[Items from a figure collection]
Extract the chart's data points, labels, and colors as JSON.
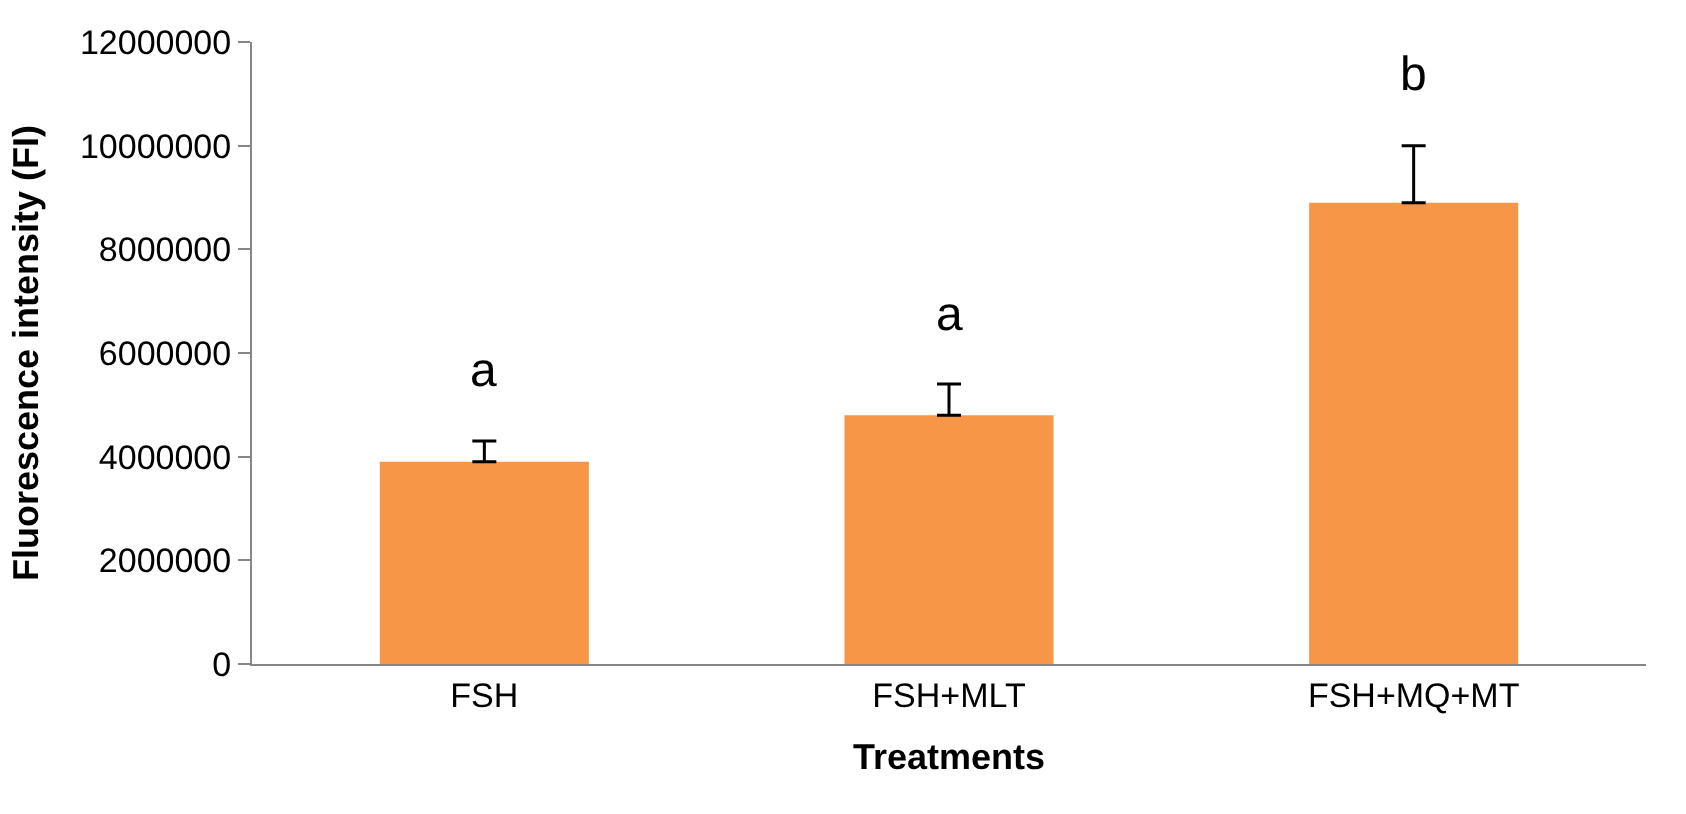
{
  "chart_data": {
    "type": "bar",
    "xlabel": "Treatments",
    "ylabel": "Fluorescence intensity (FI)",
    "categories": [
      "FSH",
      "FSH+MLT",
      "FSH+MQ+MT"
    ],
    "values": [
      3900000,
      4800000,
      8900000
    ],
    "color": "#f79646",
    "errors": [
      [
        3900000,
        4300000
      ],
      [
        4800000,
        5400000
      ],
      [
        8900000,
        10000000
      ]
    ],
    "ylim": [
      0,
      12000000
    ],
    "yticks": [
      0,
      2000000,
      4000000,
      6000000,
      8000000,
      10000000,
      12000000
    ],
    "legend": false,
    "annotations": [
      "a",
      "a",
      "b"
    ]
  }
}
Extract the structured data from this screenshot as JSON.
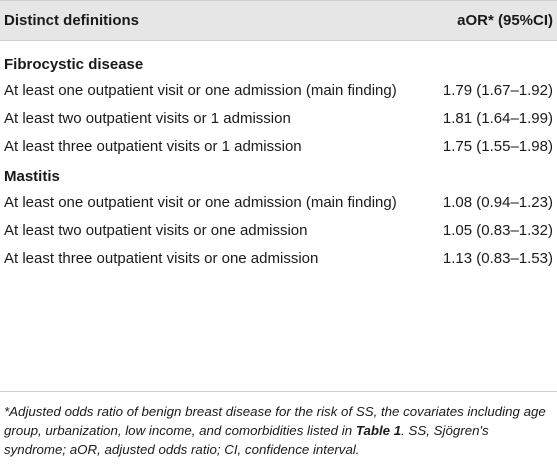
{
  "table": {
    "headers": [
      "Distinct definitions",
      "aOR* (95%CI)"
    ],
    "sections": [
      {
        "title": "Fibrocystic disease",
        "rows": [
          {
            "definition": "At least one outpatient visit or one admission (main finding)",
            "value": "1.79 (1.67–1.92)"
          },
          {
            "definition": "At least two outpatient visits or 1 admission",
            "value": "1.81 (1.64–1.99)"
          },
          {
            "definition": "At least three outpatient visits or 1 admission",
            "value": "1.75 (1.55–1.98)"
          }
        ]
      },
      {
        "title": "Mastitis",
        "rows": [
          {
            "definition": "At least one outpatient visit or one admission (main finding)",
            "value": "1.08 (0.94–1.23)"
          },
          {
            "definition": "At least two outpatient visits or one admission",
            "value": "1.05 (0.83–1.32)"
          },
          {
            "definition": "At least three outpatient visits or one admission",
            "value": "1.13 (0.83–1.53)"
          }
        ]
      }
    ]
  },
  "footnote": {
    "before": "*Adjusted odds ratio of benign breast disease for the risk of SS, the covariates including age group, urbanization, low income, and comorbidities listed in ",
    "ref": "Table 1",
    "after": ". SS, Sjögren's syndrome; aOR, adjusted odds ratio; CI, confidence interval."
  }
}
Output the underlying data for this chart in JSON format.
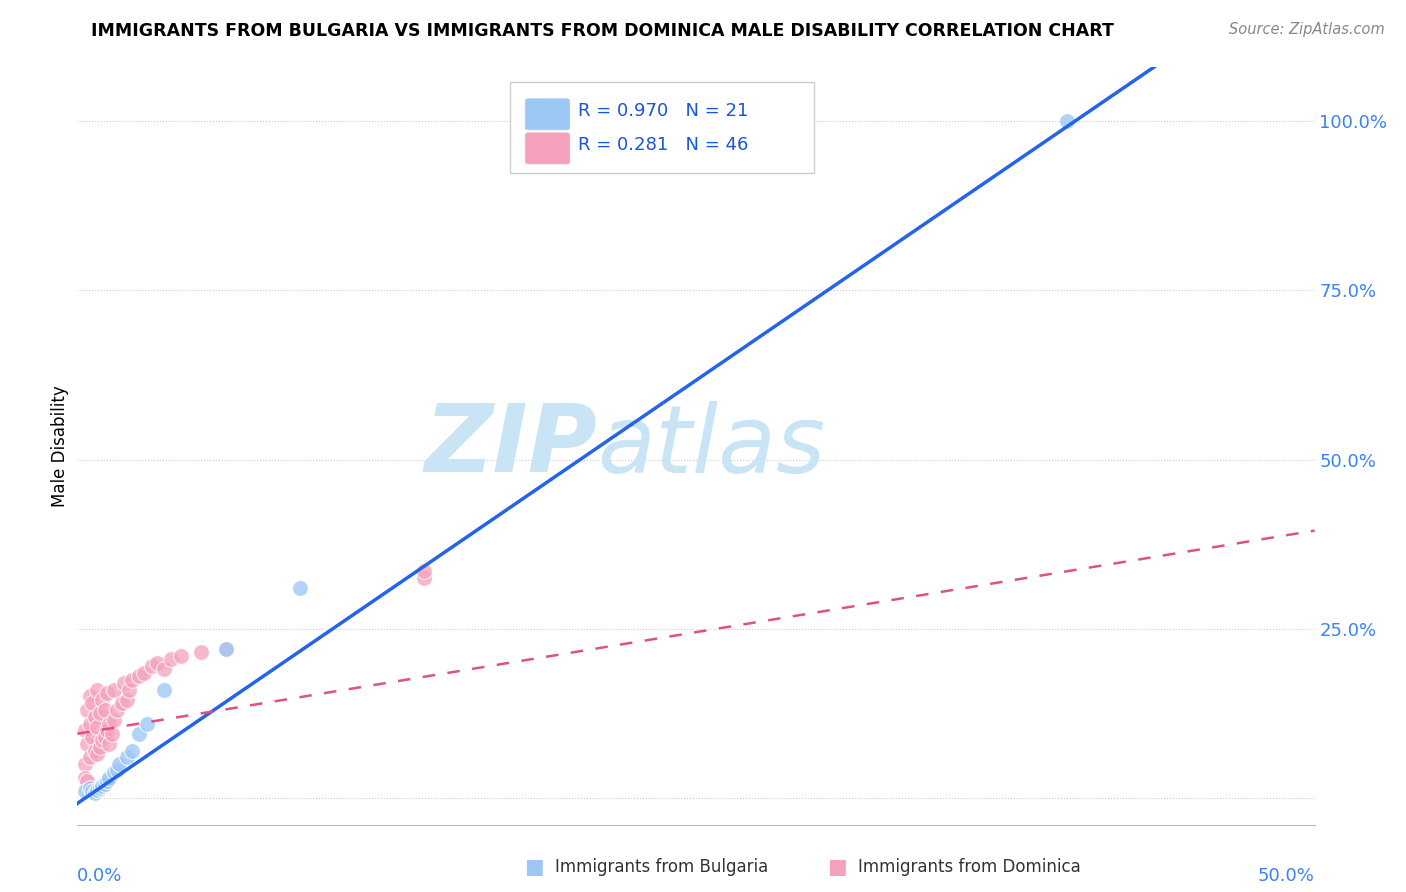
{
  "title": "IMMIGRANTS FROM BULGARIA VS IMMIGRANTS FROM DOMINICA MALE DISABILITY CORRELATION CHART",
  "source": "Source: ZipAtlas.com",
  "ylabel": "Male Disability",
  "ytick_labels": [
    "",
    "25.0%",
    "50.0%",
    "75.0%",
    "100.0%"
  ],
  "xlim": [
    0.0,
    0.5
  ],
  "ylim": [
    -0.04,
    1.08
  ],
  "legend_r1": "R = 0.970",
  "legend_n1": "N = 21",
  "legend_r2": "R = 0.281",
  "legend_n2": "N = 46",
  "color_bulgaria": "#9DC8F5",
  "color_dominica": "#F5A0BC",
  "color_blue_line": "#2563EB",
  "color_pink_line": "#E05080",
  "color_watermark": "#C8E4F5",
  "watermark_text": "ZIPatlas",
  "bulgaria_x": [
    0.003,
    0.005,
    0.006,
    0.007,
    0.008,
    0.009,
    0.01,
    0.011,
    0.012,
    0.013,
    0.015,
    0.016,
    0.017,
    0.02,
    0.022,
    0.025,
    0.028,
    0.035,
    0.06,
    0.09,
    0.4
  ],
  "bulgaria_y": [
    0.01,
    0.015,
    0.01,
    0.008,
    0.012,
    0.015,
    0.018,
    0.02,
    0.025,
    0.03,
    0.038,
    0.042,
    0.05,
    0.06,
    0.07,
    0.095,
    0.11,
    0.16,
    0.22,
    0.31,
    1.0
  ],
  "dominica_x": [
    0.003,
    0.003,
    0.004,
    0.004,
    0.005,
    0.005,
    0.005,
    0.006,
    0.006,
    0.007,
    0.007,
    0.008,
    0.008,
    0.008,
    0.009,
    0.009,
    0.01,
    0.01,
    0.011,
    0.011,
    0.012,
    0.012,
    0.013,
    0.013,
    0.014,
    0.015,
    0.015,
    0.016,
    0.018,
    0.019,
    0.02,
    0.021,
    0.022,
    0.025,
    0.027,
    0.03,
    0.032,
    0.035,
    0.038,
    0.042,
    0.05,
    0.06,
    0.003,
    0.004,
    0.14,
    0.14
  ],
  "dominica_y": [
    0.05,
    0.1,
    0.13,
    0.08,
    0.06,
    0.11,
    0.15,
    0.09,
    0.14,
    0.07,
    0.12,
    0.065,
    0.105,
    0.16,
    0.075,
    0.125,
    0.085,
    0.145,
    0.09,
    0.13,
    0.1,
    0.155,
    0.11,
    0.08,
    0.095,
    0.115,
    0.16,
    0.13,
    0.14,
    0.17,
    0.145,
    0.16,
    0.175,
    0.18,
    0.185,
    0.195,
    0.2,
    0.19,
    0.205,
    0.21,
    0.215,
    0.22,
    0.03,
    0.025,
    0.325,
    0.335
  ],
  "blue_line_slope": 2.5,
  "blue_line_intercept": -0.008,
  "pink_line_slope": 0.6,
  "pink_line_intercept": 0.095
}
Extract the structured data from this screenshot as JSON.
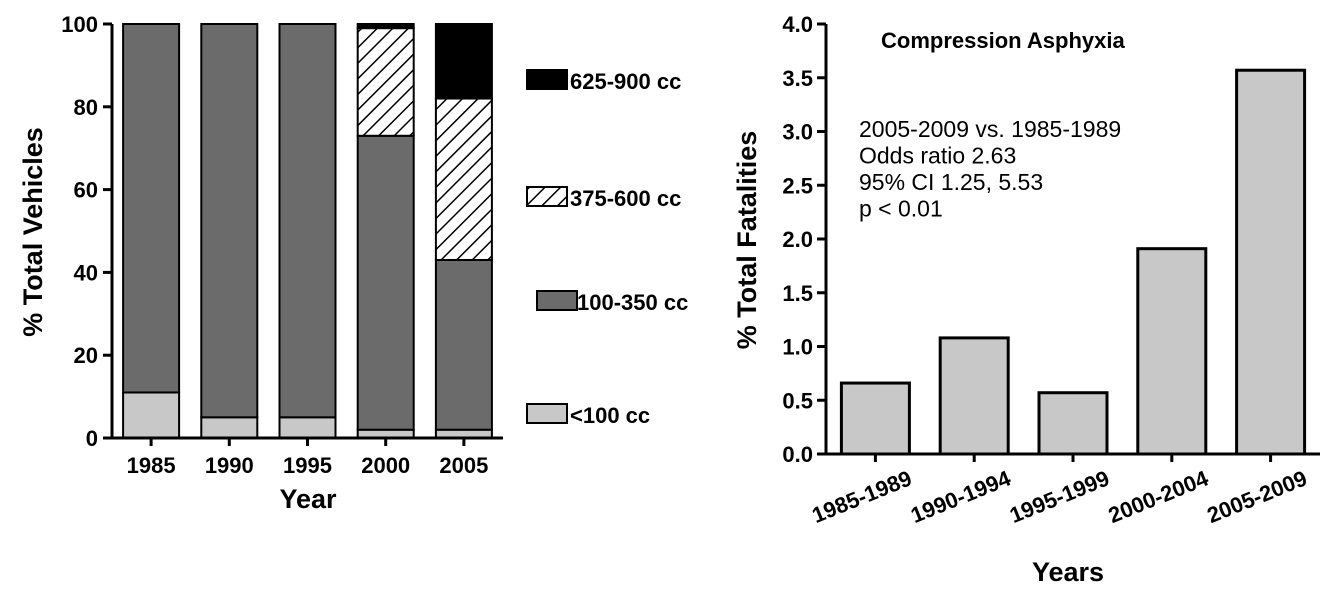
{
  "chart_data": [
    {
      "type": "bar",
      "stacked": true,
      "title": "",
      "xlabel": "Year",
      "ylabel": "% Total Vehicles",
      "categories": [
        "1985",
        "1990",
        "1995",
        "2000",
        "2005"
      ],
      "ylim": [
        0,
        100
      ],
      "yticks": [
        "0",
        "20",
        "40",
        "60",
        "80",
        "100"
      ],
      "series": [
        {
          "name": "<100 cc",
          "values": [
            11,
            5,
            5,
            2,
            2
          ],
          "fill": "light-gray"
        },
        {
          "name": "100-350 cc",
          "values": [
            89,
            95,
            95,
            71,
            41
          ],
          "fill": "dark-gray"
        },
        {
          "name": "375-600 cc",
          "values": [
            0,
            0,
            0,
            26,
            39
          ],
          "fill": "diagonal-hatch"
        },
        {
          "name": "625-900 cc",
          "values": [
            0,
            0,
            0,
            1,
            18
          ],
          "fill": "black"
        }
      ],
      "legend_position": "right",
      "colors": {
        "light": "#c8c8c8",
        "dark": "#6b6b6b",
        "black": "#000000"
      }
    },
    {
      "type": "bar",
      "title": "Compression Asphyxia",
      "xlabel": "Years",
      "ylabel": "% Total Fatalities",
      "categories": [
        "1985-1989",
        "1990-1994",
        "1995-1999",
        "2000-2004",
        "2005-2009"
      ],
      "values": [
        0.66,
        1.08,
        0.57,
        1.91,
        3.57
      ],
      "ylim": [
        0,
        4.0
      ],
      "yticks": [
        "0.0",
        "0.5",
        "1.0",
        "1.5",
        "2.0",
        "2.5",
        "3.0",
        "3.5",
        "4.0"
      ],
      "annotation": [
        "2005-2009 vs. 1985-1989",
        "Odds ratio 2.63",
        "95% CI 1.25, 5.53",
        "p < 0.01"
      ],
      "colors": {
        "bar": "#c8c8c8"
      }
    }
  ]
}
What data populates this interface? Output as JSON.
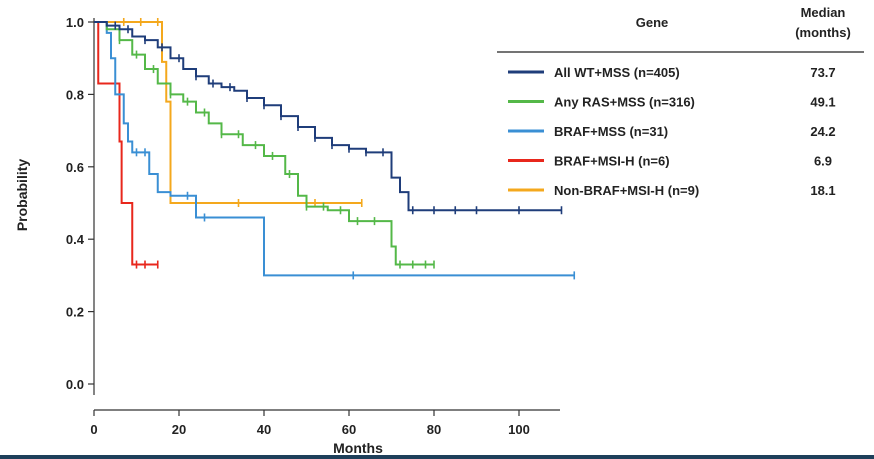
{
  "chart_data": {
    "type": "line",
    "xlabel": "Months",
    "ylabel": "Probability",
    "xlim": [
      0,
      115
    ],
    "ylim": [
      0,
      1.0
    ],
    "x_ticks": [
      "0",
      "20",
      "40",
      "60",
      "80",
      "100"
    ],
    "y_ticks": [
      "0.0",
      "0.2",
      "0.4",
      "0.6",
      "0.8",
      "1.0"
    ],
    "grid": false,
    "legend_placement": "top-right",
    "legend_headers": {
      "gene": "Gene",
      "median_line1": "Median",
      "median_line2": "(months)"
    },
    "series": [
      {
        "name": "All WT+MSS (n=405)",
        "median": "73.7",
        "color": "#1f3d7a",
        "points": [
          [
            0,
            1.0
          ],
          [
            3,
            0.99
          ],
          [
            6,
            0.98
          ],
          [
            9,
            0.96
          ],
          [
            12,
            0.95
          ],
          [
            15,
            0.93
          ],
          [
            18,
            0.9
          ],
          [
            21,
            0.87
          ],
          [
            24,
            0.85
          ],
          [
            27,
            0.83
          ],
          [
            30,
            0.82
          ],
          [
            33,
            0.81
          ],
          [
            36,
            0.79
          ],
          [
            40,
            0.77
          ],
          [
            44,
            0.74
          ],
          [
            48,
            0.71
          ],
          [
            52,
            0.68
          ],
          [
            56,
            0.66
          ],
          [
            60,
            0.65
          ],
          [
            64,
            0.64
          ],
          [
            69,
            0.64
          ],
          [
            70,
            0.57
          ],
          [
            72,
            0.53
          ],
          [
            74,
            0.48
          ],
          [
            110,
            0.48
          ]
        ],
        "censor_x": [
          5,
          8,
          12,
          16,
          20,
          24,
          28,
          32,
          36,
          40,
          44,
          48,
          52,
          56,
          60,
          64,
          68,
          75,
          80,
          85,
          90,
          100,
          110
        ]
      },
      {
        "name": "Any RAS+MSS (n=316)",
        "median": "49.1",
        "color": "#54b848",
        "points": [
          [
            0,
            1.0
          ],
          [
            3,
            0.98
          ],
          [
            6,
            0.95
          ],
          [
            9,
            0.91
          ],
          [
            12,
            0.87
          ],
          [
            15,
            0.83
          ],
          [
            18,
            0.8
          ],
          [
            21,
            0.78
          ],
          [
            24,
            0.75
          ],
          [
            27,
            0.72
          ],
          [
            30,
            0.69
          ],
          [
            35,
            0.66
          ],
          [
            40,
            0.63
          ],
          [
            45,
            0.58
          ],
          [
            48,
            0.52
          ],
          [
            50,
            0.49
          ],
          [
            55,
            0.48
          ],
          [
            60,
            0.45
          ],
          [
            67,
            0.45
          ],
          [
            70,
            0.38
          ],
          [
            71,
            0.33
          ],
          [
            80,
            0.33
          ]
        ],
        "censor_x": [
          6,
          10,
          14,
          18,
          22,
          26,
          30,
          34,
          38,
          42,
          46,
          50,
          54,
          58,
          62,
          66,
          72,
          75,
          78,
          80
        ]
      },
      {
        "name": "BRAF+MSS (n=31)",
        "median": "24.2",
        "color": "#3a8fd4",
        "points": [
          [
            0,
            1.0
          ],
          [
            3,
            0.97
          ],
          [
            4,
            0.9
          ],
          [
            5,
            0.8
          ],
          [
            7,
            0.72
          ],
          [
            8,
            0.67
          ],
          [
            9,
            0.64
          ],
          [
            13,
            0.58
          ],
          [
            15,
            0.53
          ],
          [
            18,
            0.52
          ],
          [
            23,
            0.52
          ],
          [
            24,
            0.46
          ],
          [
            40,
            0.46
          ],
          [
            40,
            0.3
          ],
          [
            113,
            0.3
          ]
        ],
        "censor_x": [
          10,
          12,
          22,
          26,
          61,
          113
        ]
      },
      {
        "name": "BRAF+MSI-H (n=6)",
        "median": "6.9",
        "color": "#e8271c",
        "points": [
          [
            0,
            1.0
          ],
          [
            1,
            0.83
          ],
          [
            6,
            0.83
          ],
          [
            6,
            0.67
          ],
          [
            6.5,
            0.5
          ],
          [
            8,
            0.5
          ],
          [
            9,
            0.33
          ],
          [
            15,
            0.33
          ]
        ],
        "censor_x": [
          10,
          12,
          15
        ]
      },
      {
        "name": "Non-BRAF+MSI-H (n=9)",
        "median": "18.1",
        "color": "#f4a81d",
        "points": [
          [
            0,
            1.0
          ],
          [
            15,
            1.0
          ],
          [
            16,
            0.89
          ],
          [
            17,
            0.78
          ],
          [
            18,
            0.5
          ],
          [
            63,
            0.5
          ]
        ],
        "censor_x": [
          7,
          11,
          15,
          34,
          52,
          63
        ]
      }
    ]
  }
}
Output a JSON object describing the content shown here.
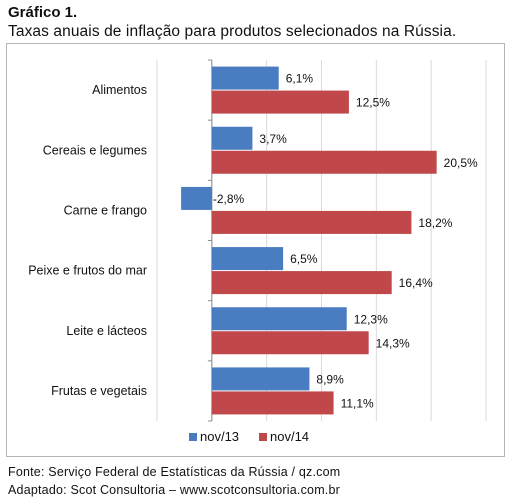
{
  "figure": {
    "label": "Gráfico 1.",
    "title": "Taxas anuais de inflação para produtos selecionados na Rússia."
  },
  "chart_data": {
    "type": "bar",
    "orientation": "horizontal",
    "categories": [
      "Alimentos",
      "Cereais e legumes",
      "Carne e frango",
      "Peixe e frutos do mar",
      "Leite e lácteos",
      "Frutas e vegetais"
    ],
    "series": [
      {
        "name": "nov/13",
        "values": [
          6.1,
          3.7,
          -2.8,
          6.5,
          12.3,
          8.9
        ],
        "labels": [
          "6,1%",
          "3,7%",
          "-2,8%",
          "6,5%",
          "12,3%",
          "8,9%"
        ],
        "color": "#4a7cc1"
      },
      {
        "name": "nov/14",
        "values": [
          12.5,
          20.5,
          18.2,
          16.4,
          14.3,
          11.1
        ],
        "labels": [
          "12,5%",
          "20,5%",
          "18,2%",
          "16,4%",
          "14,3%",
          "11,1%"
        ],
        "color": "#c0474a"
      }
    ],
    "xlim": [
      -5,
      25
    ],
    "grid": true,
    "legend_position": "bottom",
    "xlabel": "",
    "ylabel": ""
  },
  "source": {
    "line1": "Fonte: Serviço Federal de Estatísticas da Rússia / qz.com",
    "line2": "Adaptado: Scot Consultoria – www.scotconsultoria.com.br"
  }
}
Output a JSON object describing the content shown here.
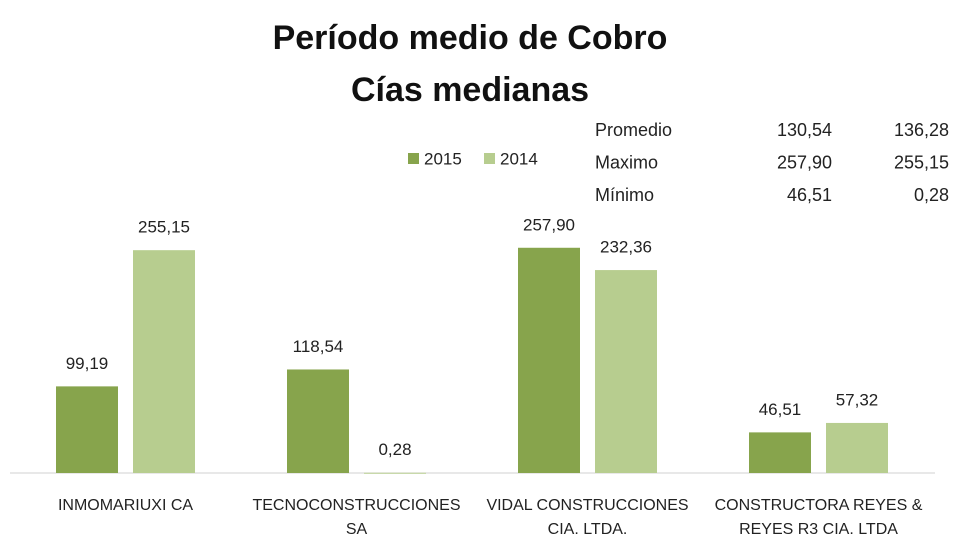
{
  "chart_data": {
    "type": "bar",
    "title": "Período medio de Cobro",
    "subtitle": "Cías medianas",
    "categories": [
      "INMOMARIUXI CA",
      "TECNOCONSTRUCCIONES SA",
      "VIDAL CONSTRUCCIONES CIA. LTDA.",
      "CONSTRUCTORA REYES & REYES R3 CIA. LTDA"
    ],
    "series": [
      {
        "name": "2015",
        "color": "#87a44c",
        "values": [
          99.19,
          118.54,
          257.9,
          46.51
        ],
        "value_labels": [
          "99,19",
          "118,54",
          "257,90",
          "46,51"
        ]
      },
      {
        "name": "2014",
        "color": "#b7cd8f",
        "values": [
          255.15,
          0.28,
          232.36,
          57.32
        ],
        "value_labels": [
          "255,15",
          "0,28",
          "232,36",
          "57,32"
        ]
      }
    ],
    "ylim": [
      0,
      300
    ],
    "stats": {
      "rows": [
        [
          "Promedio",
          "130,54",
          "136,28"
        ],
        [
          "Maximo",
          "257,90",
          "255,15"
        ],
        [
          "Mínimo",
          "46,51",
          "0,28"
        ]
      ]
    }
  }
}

§ **Stated goal**
Using the records given above, list every line that includes the word "Output".

§ **Exercise response**
Output the underlying data for this chart in JSON format.
What data populates this interface? Output as JSON.
Output a JSON object describing the content shown here.
Output a JSON object describing the content shown here.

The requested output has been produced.